- _Exercise description_:
Output all lines exactly.

- _Data in this exercise_:

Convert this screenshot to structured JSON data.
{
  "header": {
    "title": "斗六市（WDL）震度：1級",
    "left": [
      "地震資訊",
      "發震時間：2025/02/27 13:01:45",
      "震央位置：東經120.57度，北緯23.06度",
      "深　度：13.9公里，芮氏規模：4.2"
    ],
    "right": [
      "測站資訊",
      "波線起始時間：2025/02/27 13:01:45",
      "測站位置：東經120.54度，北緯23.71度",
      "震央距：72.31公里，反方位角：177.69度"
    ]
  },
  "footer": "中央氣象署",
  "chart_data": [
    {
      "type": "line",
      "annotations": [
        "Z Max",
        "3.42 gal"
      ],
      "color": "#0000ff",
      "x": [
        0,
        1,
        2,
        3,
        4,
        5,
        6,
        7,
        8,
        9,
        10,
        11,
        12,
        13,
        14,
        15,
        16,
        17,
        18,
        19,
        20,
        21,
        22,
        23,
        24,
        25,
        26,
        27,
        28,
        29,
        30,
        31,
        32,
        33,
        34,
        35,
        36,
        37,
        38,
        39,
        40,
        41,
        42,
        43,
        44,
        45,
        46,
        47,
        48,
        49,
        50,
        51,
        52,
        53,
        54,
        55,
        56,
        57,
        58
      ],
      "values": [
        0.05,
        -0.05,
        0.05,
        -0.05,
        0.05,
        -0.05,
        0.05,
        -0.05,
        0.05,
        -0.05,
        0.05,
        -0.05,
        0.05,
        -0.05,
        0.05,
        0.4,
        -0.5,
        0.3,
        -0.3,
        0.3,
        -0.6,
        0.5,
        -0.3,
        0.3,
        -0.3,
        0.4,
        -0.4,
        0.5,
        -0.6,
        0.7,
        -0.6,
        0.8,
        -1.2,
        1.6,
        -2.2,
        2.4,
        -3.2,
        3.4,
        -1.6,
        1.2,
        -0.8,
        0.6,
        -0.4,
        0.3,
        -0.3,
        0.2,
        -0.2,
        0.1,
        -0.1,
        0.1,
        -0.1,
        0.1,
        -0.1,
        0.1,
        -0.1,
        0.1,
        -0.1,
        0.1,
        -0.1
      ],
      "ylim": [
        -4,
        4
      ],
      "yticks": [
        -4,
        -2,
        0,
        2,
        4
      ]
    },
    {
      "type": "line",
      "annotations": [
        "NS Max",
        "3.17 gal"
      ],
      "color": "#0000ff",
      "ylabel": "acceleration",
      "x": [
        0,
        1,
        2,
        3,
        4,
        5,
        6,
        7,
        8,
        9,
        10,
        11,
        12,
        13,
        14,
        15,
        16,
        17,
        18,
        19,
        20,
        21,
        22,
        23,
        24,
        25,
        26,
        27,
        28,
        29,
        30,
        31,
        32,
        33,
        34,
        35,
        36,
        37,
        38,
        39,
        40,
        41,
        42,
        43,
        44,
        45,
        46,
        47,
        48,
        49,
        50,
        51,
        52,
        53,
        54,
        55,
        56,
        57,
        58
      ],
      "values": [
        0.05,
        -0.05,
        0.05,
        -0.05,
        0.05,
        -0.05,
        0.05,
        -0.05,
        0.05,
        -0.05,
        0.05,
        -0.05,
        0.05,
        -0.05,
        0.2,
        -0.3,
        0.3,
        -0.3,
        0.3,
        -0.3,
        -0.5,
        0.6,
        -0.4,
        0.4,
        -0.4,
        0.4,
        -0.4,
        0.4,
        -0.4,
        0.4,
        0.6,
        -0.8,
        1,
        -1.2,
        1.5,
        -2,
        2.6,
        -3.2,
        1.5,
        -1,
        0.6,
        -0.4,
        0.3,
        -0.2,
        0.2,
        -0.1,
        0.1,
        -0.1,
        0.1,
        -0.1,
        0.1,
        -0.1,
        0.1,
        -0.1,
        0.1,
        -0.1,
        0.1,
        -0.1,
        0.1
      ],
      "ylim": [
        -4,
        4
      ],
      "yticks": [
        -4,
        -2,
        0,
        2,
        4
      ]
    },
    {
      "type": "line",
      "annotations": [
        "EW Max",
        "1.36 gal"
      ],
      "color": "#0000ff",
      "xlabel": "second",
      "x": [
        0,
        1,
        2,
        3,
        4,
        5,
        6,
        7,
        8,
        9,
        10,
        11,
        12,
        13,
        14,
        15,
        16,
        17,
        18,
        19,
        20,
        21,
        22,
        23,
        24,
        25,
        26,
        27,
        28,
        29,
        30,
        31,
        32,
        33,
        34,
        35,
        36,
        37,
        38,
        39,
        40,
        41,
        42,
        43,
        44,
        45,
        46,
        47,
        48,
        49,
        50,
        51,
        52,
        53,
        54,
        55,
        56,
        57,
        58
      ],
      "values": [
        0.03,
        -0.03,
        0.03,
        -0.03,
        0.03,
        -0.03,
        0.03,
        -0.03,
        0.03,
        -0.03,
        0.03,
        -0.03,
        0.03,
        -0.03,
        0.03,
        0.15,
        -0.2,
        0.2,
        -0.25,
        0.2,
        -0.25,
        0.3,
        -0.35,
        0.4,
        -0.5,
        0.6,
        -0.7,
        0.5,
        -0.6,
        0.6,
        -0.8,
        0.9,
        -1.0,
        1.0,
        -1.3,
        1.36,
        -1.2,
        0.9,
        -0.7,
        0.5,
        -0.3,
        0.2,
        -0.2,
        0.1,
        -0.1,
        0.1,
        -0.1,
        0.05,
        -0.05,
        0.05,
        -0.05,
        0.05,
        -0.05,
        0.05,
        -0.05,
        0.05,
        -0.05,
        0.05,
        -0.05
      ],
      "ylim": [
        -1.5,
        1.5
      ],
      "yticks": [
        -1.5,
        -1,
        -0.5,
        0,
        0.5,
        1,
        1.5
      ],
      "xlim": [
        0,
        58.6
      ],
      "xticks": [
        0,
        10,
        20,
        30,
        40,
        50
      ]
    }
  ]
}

- _Finished exercise_:
Convert this screenshot to structured JSON data.
{
  "header": {
    "title": "斗六市（WDL）震度：1級",
    "left": [
      "地震資訊",
      "發震時間：2025/02/27 13:01:45",
      "震央位置：東經120.57度，北緯23.06度",
      "深　度：13.9公里，芮氏規模：4.2"
    ],
    "right": [
      "測站資訊",
      "波線起始時間：2025/02/27 13:01:45",
      "測站位置：東經120.54度，北緯23.71度",
      "震央距：72.31公里，反方位角：177.69度"
    ]
  },
  "footer": "中央氣象署",
  "chart_data": [
    {
      "type": "line",
      "annotations": [
        "Z Max",
        "3.42 gal"
      ],
      "color": "#0000ff",
      "x": [
        0,
        1,
        2,
        3,
        4,
        5,
        6,
        7,
        8,
        9,
        10,
        11,
        12,
        13,
        14,
        15,
        16,
        17,
        18,
        19,
        20,
        21,
        22,
        23,
        24,
        25,
        26,
        27,
        28,
        29,
        30,
        31,
        32,
        33,
        34,
        35,
        36,
        37,
        38,
        39,
        40,
        41,
        42,
        43,
        44,
        45,
        46,
        47,
        48,
        49,
        50,
        51,
        52,
        53,
        54,
        55,
        56,
        57,
        58
      ],
      "values": [
        0.05,
        -0.05,
        0.05,
        -0.05,
        0.05,
        -0.05,
        0.05,
        -0.05,
        0.05,
        -0.05,
        0.05,
        -0.05,
        0.05,
        -0.05,
        0.05,
        0.4,
        -0.5,
        0.3,
        -0.3,
        0.3,
        -0.6,
        0.5,
        -0.3,
        0.3,
        -0.3,
        0.4,
        -0.4,
        0.5,
        -0.6,
        0.7,
        -0.6,
        0.8,
        -1.2,
        1.6,
        -2.2,
        2.4,
        -3.2,
        3.4,
        -1.6,
        1.2,
        -0.8,
        0.6,
        -0.4,
        0.3,
        -0.3,
        0.2,
        -0.2,
        0.1,
        -0.1,
        0.1,
        -0.1,
        0.1,
        -0.1,
        0.1,
        -0.1,
        0.1,
        -0.1,
        0.1,
        -0.1
      ],
      "ylim": [
        -4,
        4
      ],
      "yticks": [
        -4,
        -2,
        0,
        2,
        4
      ]
    },
    {
      "type": "line",
      "annotations": [
        "NS Max",
        "3.17 gal"
      ],
      "color": "#0000ff",
      "ylabel": "acceleration",
      "x": [
        0,
        1,
        2,
        3,
        4,
        5,
        6,
        7,
        8,
        9,
        10,
        11,
        12,
        13,
        14,
        15,
        16,
        17,
        18,
        19,
        20,
        21,
        22,
        23,
        24,
        25,
        26,
        27,
        28,
        29,
        30,
        31,
        32,
        33,
        34,
        35,
        36,
        37,
        38,
        39,
        40,
        41,
        42,
        43,
        44,
        45,
        46,
        47,
        48,
        49,
        50,
        51,
        52,
        53,
        54,
        55,
        56,
        57,
        58
      ],
      "values": [
        0.05,
        -0.05,
        0.05,
        -0.05,
        0.05,
        -0.05,
        0.05,
        -0.05,
        0.05,
        -0.05,
        0.05,
        -0.05,
        0.05,
        -0.05,
        0.2,
        -0.3,
        0.3,
        -0.3,
        0.3,
        -0.3,
        -0.5,
        0.6,
        -0.4,
        0.4,
        -0.4,
        0.4,
        -0.4,
        0.4,
        -0.4,
        0.4,
        0.6,
        -0.8,
        1,
        -1.2,
        1.5,
        -2,
        2.6,
        -3.2,
        1.5,
        -1,
        0.6,
        -0.4,
        0.3,
        -0.2,
        0.2,
        -0.1,
        0.1,
        -0.1,
        0.1,
        -0.1,
        0.1,
        -0.1,
        0.1,
        -0.1,
        0.1,
        -0.1,
        0.1,
        -0.1,
        0.1
      ],
      "ylim": [
        -4,
        4
      ],
      "yticks": [
        -4,
        -2,
        0,
        2,
        4
      ]
    },
    {
      "type": "line",
      "annotations": [
        "EW Max",
        "1.36 gal"
      ],
      "color": "#0000ff",
      "xlabel": "second",
      "x": [
        0,
        1,
        2,
        3,
        4,
        5,
        6,
        7,
        8,
        9,
        10,
        11,
        12,
        13,
        14,
        15,
        16,
        17,
        18,
        19,
        20,
        21,
        22,
        23,
        24,
        25,
        26,
        27,
        28,
        29,
        30,
        31,
        32,
        33,
        34,
        35,
        36,
        37,
        38,
        39,
        40,
        41,
        42,
        43,
        44,
        45,
        46,
        47,
        48,
        49,
        50,
        51,
        52,
        53,
        54,
        55,
        56,
        57,
        58
      ],
      "values": [
        0.03,
        -0.03,
        0.03,
        -0.03,
        0.03,
        -0.03,
        0.03,
        -0.03,
        0.03,
        -0.03,
        0.03,
        -0.03,
        0.03,
        -0.03,
        0.03,
        0.15,
        -0.2,
        0.2,
        -0.25,
        0.2,
        -0.25,
        0.3,
        -0.35,
        0.4,
        -0.5,
        0.6,
        -0.7,
        0.5,
        -0.6,
        0.6,
        -0.8,
        0.9,
        -1.0,
        1.0,
        -1.3,
        1.36,
        -1.2,
        0.9,
        -0.7,
        0.5,
        -0.3,
        0.2,
        -0.2,
        0.1,
        -0.1,
        0.1,
        -0.1,
        0.05,
        -0.05,
        0.05,
        -0.05,
        0.05,
        -0.05,
        0.05,
        -0.05,
        0.05,
        -0.05,
        0.05,
        -0.05
      ],
      "ylim": [
        -1.5,
        1.5
      ],
      "yticks": [
        -1.5,
        -1,
        -0.5,
        0,
        0.5,
        1,
        1.5
      ],
      "xlim": [
        0,
        58.6
      ],
      "xticks": [
        0,
        10,
        20,
        30,
        40,
        50
      ]
    }
  ]
}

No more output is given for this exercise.